• _What the task asks_
Drop the pictures from the entries below, then reproduce the rest exactly.

[Records that describe figures]
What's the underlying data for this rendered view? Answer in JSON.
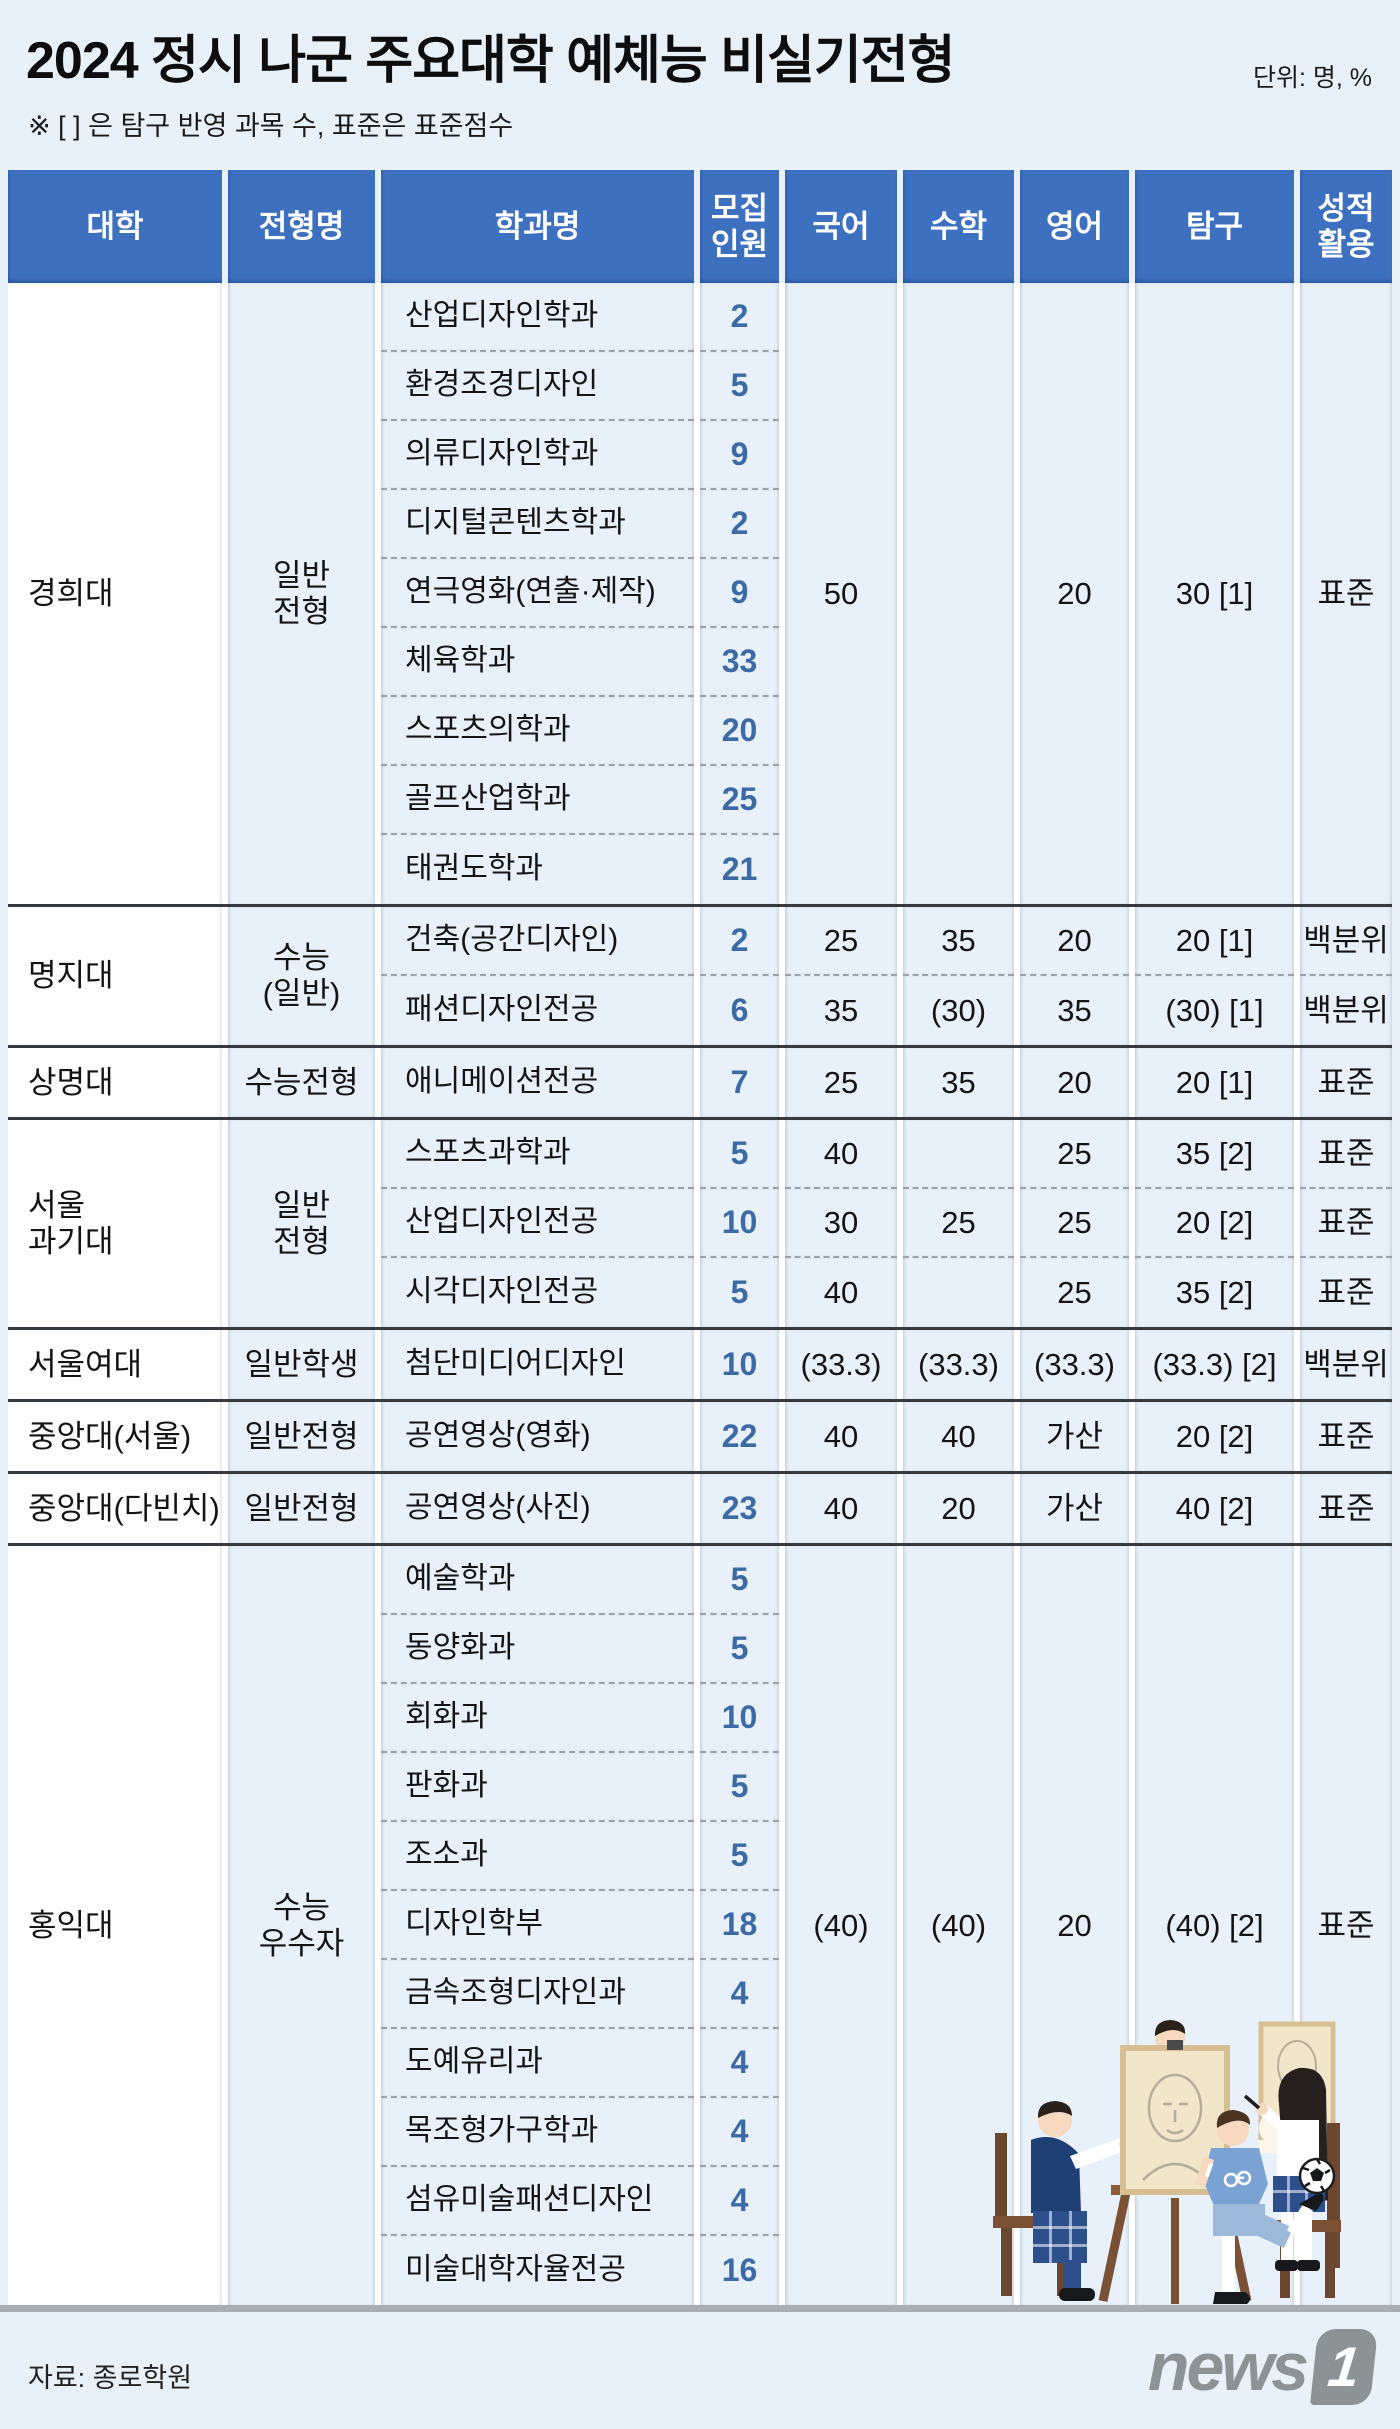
{
  "header": {
    "title": "2024 정시 나군 주요대학 예체능 비실기전형",
    "unit_label": "단위: 명, %",
    "note": "※ [ ] 은 탐구 반영 과목 수, 표준은 표준점수"
  },
  "footer": {
    "source": "자료: 종로학원",
    "logo_news": "news",
    "logo_one": "1"
  },
  "colors": {
    "page_bg": "#e9f1f8",
    "header_cell": "#3e70c0",
    "body_cell": "#e8f1f9",
    "university_cell": "#fdfdfe",
    "quota_text": "#3c6aa4",
    "group_separator": "#36393d",
    "bottom_line": "#a8aeb3",
    "logo_gray": "#8d9295"
  },
  "illustration": {
    "name": "art-class-students"
  },
  "chart_data": {
    "type": "table",
    "title": "2024 정시 나군 주요대학 예체능 비실기전형",
    "unit": "명, %",
    "columns": [
      "대학",
      "전형명",
      "학과명",
      "모집\n인원",
      "국어",
      "수학",
      "영어",
      "탐구",
      "성적\n활용"
    ],
    "subject_keys": [
      "국어",
      "수학",
      "영어",
      "탐구",
      "성적활용"
    ],
    "groups": [
      {
        "university": "경희대",
        "admission": "일반\n전형",
        "departments": [
          [
            "산업디자인학과",
            "2"
          ],
          [
            "환경조경디자인",
            "5"
          ],
          [
            "의류디자인학과",
            "9"
          ],
          [
            "디지털콘텐츠학과",
            "2"
          ],
          [
            "연극영화(연출·제작)",
            "9"
          ],
          [
            "체육학과",
            "33"
          ],
          [
            "스포츠의학과",
            "20"
          ],
          [
            "골프산업학과",
            "25"
          ],
          [
            "태권도학과",
            "21"
          ]
        ],
        "merged": [
          "50",
          "",
          "20",
          "30 [1]",
          "표준"
        ]
      },
      {
        "university": "명지대",
        "admission": "수능\n(일반)",
        "departments": [
          [
            "건축(공간디자인)",
            "2"
          ],
          [
            "패션디자인전공",
            "6"
          ]
        ],
        "rows": [
          [
            "25",
            "35",
            "20",
            "20 [1]",
            "백분위"
          ],
          [
            "35",
            "(30)",
            "35",
            "(30) [1]",
            "백분위"
          ]
        ]
      },
      {
        "university": "상명대",
        "admission": "수능전형",
        "departments": [
          [
            "애니메이션전공",
            "7"
          ]
        ],
        "rows": [
          [
            "25",
            "35",
            "20",
            "20 [1]",
            "표준"
          ]
        ]
      },
      {
        "university": "서울\n과기대",
        "admission": "일반\n전형",
        "departments": [
          [
            "스포츠과학과",
            "5"
          ],
          [
            "산업디자인전공",
            "10"
          ],
          [
            "시각디자인전공",
            "5"
          ]
        ],
        "rows": [
          [
            "40",
            "",
            "25",
            "35 [2]",
            "표준"
          ],
          [
            "30",
            "25",
            "25",
            "20 [2]",
            "표준"
          ],
          [
            "40",
            "",
            "25",
            "35 [2]",
            "표준"
          ]
        ]
      },
      {
        "university": "서울여대",
        "admission": "일반학생",
        "departments": [
          [
            "첨단미디어디자인",
            "10"
          ]
        ],
        "rows": [
          [
            "(33.3)",
            "(33.3)",
            "(33.3)",
            "(33.3) [2]",
            "백분위"
          ]
        ]
      },
      {
        "university": "중앙대(서울)",
        "admission": "일반전형",
        "departments": [
          [
            "공연영상(영화)",
            "22"
          ]
        ],
        "rows": [
          [
            "40",
            "40",
            "가산",
            "20 [2]",
            "표준"
          ]
        ]
      },
      {
        "university": "중앙대(다빈치)",
        "admission": "일반전형",
        "departments": [
          [
            "공연영상(사진)",
            "23"
          ]
        ],
        "rows": [
          [
            "40",
            "20",
            "가산",
            "40 [2]",
            "표준"
          ]
        ]
      },
      {
        "university": "홍익대",
        "admission": "수능\n우수자",
        "departments": [
          [
            "예술학과",
            "5"
          ],
          [
            "동양화과",
            "5"
          ],
          [
            "회화과",
            "10"
          ],
          [
            "판화과",
            "5"
          ],
          [
            "조소과",
            "5"
          ],
          [
            "디자인학부",
            "18"
          ],
          [
            "금속조형디자인과",
            "4"
          ],
          [
            "도예유리과",
            "4"
          ],
          [
            "목조형가구학과",
            "4"
          ],
          [
            "섬유미술패션디자인",
            "4"
          ],
          [
            "미술대학자율전공",
            "16"
          ]
        ],
        "merged": [
          "(40)",
          "(40)",
          "20",
          "(40) [2]",
          "표준"
        ]
      }
    ]
  }
}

• _The solution_
What's the underlying data for this rendered view? Answer in JSON.
{
  "header": {
    "title": "2024 정시 나군 주요대학 예체능 비실기전형",
    "unit_label": "단위: 명, %",
    "note": "※ [ ] 은 탐구 반영 과목 수, 표준은 표준점수"
  },
  "footer": {
    "source": "자료: 종로학원",
    "logo_news": "news",
    "logo_one": "1"
  },
  "colors": {
    "page_bg": "#e9f1f8",
    "header_cell": "#3e70c0",
    "body_cell": "#e8f1f9",
    "university_cell": "#fdfdfe",
    "quota_text": "#3c6aa4",
    "group_separator": "#36393d",
    "bottom_line": "#a8aeb3",
    "logo_gray": "#8d9295"
  },
  "illustration": {
    "name": "art-class-students"
  },
  "chart_data": {
    "type": "table",
    "title": "2024 정시 나군 주요대학 예체능 비실기전형",
    "unit": "명, %",
    "columns": [
      "대학",
      "전형명",
      "학과명",
      "모집\n인원",
      "국어",
      "수학",
      "영어",
      "탐구",
      "성적\n활용"
    ],
    "subject_keys": [
      "국어",
      "수학",
      "영어",
      "탐구",
      "성적활용"
    ],
    "groups": [
      {
        "university": "경희대",
        "admission": "일반\n전형",
        "departments": [
          [
            "산업디자인학과",
            "2"
          ],
          [
            "환경조경디자인",
            "5"
          ],
          [
            "의류디자인학과",
            "9"
          ],
          [
            "디지털콘텐츠학과",
            "2"
          ],
          [
            "연극영화(연출·제작)",
            "9"
          ],
          [
            "체육학과",
            "33"
          ],
          [
            "스포츠의학과",
            "20"
          ],
          [
            "골프산업학과",
            "25"
          ],
          [
            "태권도학과",
            "21"
          ]
        ],
        "merged": [
          "50",
          "",
          "20",
          "30 [1]",
          "표준"
        ]
      },
      {
        "university": "명지대",
        "admission": "수능\n(일반)",
        "departments": [
          [
            "건축(공간디자인)",
            "2"
          ],
          [
            "패션디자인전공",
            "6"
          ]
        ],
        "rows": [
          [
            "25",
            "35",
            "20",
            "20 [1]",
            "백분위"
          ],
          [
            "35",
            "(30)",
            "35",
            "(30) [1]",
            "백분위"
          ]
        ]
      },
      {
        "university": "상명대",
        "admission": "수능전형",
        "departments": [
          [
            "애니메이션전공",
            "7"
          ]
        ],
        "rows": [
          [
            "25",
            "35",
            "20",
            "20 [1]",
            "표준"
          ]
        ]
      },
      {
        "university": "서울\n과기대",
        "admission": "일반\n전형",
        "departments": [
          [
            "스포츠과학과",
            "5"
          ],
          [
            "산업디자인전공",
            "10"
          ],
          [
            "시각디자인전공",
            "5"
          ]
        ],
        "rows": [
          [
            "40",
            "",
            "25",
            "35 [2]",
            "표준"
          ],
          [
            "30",
            "25",
            "25",
            "20 [2]",
            "표준"
          ],
          [
            "40",
            "",
            "25",
            "35 [2]",
            "표준"
          ]
        ]
      },
      {
        "university": "서울여대",
        "admission": "일반학생",
        "departments": [
          [
            "첨단미디어디자인",
            "10"
          ]
        ],
        "rows": [
          [
            "(33.3)",
            "(33.3)",
            "(33.3)",
            "(33.3) [2]",
            "백분위"
          ]
        ]
      },
      {
        "university": "중앙대(서울)",
        "admission": "일반전형",
        "departments": [
          [
            "공연영상(영화)",
            "22"
          ]
        ],
        "rows": [
          [
            "40",
            "40",
            "가산",
            "20 [2]",
            "표준"
          ]
        ]
      },
      {
        "university": "중앙대(다빈치)",
        "admission": "일반전형",
        "departments": [
          [
            "공연영상(사진)",
            "23"
          ]
        ],
        "rows": [
          [
            "40",
            "20",
            "가산",
            "40 [2]",
            "표준"
          ]
        ]
      },
      {
        "university": "홍익대",
        "admission": "수능\n우수자",
        "departments": [
          [
            "예술학과",
            "5"
          ],
          [
            "동양화과",
            "5"
          ],
          [
            "회화과",
            "10"
          ],
          [
            "판화과",
            "5"
          ],
          [
            "조소과",
            "5"
          ],
          [
            "디자인학부",
            "18"
          ],
          [
            "금속조형디자인과",
            "4"
          ],
          [
            "도예유리과",
            "4"
          ],
          [
            "목조형가구학과",
            "4"
          ],
          [
            "섬유미술패션디자인",
            "4"
          ],
          [
            "미술대학자율전공",
            "16"
          ]
        ],
        "merged": [
          "(40)",
          "(40)",
          "20",
          "(40) [2]",
          "표준"
        ]
      }
    ]
  }
}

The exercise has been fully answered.